» REQUIRED TASK
Look through the data and write out every line with the word "para" in it.

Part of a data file

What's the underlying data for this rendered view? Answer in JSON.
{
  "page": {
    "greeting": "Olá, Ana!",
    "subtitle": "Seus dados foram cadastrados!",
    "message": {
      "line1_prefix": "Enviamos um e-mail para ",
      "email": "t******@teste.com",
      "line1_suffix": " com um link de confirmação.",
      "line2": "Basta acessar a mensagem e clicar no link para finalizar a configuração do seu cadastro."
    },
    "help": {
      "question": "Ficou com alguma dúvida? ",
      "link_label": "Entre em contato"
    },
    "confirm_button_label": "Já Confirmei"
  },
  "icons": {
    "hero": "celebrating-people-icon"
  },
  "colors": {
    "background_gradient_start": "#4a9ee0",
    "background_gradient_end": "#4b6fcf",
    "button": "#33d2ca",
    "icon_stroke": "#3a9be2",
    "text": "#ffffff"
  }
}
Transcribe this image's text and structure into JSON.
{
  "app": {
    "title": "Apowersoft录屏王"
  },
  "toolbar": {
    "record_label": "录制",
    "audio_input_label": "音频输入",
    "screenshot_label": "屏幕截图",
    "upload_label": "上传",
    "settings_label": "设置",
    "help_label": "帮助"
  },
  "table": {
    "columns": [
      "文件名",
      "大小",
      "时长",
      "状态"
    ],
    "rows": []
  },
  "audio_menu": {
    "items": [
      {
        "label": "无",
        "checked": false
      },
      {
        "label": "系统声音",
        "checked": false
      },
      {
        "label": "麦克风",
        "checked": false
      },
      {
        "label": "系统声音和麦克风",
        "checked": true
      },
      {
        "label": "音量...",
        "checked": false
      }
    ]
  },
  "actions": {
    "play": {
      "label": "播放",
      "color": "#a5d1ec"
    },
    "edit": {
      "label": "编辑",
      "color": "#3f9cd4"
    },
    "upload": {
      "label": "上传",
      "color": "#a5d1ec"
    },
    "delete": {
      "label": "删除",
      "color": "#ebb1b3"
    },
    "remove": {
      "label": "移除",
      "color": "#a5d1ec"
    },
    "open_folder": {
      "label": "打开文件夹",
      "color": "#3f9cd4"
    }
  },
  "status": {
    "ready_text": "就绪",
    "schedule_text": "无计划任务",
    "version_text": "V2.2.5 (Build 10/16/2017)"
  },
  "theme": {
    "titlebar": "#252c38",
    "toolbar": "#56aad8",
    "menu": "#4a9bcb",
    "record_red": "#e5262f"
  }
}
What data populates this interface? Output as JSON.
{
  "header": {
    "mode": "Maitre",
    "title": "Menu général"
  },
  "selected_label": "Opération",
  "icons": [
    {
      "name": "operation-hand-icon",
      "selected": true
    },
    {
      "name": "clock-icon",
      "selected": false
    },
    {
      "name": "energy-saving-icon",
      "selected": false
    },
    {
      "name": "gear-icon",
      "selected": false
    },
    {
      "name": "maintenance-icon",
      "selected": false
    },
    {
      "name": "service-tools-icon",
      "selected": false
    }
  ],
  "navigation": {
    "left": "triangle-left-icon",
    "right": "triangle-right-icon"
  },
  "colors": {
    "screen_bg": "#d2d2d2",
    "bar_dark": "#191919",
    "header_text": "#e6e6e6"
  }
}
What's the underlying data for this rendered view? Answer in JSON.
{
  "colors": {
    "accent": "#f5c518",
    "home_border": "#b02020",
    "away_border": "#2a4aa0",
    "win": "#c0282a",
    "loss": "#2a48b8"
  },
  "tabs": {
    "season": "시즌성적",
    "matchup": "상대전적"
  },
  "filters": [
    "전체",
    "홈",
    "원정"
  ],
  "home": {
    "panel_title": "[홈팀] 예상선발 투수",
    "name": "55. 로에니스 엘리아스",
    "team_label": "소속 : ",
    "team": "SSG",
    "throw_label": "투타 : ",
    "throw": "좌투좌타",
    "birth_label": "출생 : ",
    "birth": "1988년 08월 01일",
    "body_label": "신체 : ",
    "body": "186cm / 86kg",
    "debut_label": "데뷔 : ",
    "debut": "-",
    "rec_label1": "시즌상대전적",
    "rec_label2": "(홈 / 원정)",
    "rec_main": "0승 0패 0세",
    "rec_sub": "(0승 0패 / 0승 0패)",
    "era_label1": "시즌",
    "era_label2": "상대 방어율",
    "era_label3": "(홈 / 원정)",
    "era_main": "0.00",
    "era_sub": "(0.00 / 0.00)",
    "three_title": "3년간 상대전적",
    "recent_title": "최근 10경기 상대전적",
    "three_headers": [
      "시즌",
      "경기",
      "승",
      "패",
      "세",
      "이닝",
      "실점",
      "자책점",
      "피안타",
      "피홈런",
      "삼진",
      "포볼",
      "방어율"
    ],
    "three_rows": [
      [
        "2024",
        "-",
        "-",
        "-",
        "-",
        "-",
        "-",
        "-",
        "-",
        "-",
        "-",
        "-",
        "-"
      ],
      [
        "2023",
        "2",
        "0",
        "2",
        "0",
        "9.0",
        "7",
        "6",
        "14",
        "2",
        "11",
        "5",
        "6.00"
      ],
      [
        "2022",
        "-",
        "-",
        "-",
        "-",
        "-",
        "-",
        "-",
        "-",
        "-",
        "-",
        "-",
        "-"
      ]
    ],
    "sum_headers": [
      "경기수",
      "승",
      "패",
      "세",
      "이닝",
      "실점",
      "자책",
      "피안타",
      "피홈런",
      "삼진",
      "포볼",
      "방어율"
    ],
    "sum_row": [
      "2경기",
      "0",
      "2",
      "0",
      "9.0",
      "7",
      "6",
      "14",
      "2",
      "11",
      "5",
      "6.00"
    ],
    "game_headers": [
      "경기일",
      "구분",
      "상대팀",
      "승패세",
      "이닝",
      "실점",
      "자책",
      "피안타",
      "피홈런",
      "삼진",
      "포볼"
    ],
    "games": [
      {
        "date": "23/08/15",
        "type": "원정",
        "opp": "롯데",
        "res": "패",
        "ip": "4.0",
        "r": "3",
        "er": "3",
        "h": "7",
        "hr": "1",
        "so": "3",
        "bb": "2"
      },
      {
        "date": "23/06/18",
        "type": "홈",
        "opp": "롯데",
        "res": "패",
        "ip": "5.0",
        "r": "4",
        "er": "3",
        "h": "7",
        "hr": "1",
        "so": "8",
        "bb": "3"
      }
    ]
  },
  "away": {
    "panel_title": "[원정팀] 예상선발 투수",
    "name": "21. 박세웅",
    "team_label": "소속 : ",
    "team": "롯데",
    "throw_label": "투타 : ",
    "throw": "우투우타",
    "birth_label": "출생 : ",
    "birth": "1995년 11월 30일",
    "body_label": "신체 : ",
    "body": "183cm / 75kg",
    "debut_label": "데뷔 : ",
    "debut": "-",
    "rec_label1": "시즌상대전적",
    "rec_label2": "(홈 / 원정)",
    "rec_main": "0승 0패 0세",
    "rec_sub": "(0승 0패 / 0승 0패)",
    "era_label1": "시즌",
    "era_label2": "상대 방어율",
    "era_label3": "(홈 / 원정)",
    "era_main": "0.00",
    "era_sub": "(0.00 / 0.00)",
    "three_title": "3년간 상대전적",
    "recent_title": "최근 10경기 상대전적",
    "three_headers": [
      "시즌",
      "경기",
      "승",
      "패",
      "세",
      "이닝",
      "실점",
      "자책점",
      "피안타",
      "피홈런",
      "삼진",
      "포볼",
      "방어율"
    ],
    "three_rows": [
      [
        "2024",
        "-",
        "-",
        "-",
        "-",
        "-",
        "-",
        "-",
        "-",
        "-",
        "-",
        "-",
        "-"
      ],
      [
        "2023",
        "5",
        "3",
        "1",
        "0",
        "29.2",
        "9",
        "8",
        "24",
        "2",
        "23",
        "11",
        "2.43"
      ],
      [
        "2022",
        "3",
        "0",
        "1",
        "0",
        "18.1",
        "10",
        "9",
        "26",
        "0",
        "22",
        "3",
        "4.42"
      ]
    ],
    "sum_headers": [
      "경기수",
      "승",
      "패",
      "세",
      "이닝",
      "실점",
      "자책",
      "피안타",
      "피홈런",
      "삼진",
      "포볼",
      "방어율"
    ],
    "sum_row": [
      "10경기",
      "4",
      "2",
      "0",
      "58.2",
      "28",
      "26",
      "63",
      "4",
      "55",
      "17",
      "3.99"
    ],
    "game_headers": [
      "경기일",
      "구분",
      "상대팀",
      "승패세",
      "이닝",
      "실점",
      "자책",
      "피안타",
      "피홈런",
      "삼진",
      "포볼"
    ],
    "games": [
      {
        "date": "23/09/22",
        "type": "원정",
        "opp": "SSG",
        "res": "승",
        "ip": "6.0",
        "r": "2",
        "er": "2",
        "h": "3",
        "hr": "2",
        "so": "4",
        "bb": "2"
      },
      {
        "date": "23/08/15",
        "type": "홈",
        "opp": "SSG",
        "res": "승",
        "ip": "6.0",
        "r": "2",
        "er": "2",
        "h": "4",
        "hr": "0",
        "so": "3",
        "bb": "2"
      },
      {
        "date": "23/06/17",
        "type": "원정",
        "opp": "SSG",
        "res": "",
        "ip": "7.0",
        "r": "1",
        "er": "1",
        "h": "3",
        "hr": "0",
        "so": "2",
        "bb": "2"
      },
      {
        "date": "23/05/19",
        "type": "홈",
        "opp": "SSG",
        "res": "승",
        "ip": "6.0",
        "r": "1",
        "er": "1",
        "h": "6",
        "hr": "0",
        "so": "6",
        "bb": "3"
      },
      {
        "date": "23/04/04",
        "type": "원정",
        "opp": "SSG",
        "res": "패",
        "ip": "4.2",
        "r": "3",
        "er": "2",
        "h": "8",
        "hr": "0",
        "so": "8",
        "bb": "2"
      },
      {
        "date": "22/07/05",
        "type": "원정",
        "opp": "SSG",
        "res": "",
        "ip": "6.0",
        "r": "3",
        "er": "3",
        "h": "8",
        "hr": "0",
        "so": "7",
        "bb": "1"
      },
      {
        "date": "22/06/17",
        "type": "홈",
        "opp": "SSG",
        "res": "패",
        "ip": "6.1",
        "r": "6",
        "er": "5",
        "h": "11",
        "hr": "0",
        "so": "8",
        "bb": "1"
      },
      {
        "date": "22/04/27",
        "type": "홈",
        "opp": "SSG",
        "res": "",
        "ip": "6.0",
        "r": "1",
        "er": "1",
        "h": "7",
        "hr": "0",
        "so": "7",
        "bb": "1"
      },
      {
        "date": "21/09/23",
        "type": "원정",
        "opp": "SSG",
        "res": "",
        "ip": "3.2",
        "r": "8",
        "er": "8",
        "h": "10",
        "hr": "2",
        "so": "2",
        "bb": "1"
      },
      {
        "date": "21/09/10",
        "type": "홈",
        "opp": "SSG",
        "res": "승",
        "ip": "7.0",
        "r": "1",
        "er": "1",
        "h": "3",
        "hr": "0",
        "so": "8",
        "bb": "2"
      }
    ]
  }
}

» RESPONSE TO THIS EXERCISE
      "line1_prefix": "Enviamos um e-mail para ",
      "line2": "Basta acessar a mensagem e clicar no link para finalizar a configuração do seu cadastro."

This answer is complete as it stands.